Repeat the listing in full, preserving every character.
# Supplied material start
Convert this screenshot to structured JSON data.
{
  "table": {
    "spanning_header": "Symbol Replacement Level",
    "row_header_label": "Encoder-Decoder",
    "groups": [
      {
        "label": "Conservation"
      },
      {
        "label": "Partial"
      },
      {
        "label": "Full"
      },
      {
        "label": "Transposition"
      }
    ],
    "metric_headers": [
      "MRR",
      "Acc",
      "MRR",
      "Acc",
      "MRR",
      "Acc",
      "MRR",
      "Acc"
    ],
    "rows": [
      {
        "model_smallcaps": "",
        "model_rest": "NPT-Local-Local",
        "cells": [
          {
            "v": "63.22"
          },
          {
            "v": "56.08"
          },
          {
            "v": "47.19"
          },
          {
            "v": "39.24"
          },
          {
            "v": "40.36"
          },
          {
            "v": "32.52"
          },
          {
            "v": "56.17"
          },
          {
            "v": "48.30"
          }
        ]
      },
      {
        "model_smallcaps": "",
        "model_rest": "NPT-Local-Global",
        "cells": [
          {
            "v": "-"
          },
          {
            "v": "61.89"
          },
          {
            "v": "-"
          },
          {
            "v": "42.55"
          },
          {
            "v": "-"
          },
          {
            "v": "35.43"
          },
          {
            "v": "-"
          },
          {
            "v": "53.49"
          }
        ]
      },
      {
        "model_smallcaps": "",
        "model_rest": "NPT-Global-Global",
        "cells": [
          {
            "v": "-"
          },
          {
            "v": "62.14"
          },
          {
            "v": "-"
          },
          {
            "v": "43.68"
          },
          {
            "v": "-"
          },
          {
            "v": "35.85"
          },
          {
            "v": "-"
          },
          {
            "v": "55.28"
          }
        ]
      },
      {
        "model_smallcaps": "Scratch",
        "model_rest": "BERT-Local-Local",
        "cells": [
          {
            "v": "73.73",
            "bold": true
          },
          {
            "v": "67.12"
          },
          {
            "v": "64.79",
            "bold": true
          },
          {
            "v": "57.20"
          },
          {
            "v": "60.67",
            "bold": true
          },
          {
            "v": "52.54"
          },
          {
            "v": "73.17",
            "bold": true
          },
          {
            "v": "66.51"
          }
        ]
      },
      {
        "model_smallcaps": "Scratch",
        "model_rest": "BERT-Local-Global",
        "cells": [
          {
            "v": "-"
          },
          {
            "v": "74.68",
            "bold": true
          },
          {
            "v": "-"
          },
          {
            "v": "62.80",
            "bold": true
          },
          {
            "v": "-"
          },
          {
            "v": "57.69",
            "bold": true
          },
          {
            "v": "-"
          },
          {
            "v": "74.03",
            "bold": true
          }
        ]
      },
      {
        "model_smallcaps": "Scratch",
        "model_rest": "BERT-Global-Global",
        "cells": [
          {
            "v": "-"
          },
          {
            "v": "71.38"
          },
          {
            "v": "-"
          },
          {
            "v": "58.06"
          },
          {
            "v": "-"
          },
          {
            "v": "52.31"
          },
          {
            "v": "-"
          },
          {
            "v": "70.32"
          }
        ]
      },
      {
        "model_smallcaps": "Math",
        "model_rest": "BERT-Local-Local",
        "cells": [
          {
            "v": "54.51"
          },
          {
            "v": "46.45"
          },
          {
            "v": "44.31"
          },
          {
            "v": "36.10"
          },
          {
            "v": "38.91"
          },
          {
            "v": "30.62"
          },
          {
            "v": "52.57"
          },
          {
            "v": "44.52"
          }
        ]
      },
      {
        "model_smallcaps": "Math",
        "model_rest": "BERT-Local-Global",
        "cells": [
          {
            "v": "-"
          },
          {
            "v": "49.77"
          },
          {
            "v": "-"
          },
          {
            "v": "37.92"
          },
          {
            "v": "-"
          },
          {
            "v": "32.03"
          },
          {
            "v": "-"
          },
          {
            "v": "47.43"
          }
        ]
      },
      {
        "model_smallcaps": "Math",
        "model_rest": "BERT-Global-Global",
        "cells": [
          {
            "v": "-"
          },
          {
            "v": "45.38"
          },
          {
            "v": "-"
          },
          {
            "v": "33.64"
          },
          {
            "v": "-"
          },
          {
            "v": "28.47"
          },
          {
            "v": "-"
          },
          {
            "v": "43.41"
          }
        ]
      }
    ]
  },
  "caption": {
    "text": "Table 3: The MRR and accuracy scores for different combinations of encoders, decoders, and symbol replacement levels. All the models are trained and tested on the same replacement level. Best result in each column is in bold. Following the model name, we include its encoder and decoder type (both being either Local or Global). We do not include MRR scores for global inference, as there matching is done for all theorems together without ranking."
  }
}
# Supplied material end
• _Written response_
Convert this screenshot to structured JSON data.
{
  "table": {
    "spanning_header": "Symbol Replacement Level",
    "row_header_label": "Encoder-Decoder",
    "groups": [
      {
        "label": "Conservation"
      },
      {
        "label": "Partial"
      },
      {
        "label": "Full"
      },
      {
        "label": "Transposition"
      }
    ],
    "metric_headers": [
      "MRR",
      "Acc",
      "MRR",
      "Acc",
      "MRR",
      "Acc",
      "MRR",
      "Acc"
    ],
    "rows": [
      {
        "model_smallcaps": "",
        "model_rest": "NPT-Local-Local",
        "cells": [
          {
            "v": "63.22"
          },
          {
            "v": "56.08"
          },
          {
            "v": "47.19"
          },
          {
            "v": "39.24"
          },
          {
            "v": "40.36"
          },
          {
            "v": "32.52"
          },
          {
            "v": "56.17"
          },
          {
            "v": "48.30"
          }
        ]
      },
      {
        "model_smallcaps": "",
        "model_rest": "NPT-Local-Global",
        "cells": [
          {
            "v": "-"
          },
          {
            "v": "61.89"
          },
          {
            "v": "-"
          },
          {
            "v": "42.55"
          },
          {
            "v": "-"
          },
          {
            "v": "35.43"
          },
          {
            "v": "-"
          },
          {
            "v": "53.49"
          }
        ]
      },
      {
        "model_smallcaps": "",
        "model_rest": "NPT-Global-Global",
        "cells": [
          {
            "v": "-"
          },
          {
            "v": "62.14"
          },
          {
            "v": "-"
          },
          {
            "v": "43.68"
          },
          {
            "v": "-"
          },
          {
            "v": "35.85"
          },
          {
            "v": "-"
          },
          {
            "v": "55.28"
          }
        ]
      },
      {
        "model_smallcaps": "Scratch",
        "model_rest": "BERT-Local-Local",
        "cells": [
          {
            "v": "73.73",
            "bold": true
          },
          {
            "v": "67.12"
          },
          {
            "v": "64.79",
            "bold": true
          },
          {
            "v": "57.20"
          },
          {
            "v": "60.67",
            "bold": true
          },
          {
            "v": "52.54"
          },
          {
            "v": "73.17",
            "bold": true
          },
          {
            "v": "66.51"
          }
        ]
      },
      {
        "model_smallcaps": "Scratch",
        "model_rest": "BERT-Local-Global",
        "cells": [
          {
            "v": "-"
          },
          {
            "v": "74.68",
            "bold": true
          },
          {
            "v": "-"
          },
          {
            "v": "62.80",
            "bold": true
          },
          {
            "v": "-"
          },
          {
            "v": "57.69",
            "bold": true
          },
          {
            "v": "-"
          },
          {
            "v": "74.03",
            "bold": true
          }
        ]
      },
      {
        "model_smallcaps": "Scratch",
        "model_rest": "BERT-Global-Global",
        "cells": [
          {
            "v": "-"
          },
          {
            "v": "71.38"
          },
          {
            "v": "-"
          },
          {
            "v": "58.06"
          },
          {
            "v": "-"
          },
          {
            "v": "52.31"
          },
          {
            "v": "-"
          },
          {
            "v": "70.32"
          }
        ]
      },
      {
        "model_smallcaps": "Math",
        "model_rest": "BERT-Local-Local",
        "cells": [
          {
            "v": "54.51"
          },
          {
            "v": "46.45"
          },
          {
            "v": "44.31"
          },
          {
            "v": "36.10"
          },
          {
            "v": "38.91"
          },
          {
            "v": "30.62"
          },
          {
            "v": "52.57"
          },
          {
            "v": "44.52"
          }
        ]
      },
      {
        "model_smallcaps": "Math",
        "model_rest": "BERT-Local-Global",
        "cells": [
          {
            "v": "-"
          },
          {
            "v": "49.77"
          },
          {
            "v": "-"
          },
          {
            "v": "37.92"
          },
          {
            "v": "-"
          },
          {
            "v": "32.03"
          },
          {
            "v": "-"
          },
          {
            "v": "47.43"
          }
        ]
      },
      {
        "model_smallcaps": "Math",
        "model_rest": "BERT-Global-Global",
        "cells": [
          {
            "v": "-"
          },
          {
            "v": "45.38"
          },
          {
            "v": "-"
          },
          {
            "v": "33.64"
          },
          {
            "v": "-"
          },
          {
            "v": "28.47"
          },
          {
            "v": "-"
          },
          {
            "v": "43.41"
          }
        ]
      }
    ]
  },
  "caption": {
    "text": "Table 3: The MRR and accuracy scores for different combinations of encoders, decoders, and symbol replacement levels. All the models are trained and tested on the same replacement level. Best result in each column is in bold. Following the model name, we include its encoder and decoder type (both being either Local or Global). We do not include MRR scores for global inference, as there matching is done for all theorems together without ranking."
  }
}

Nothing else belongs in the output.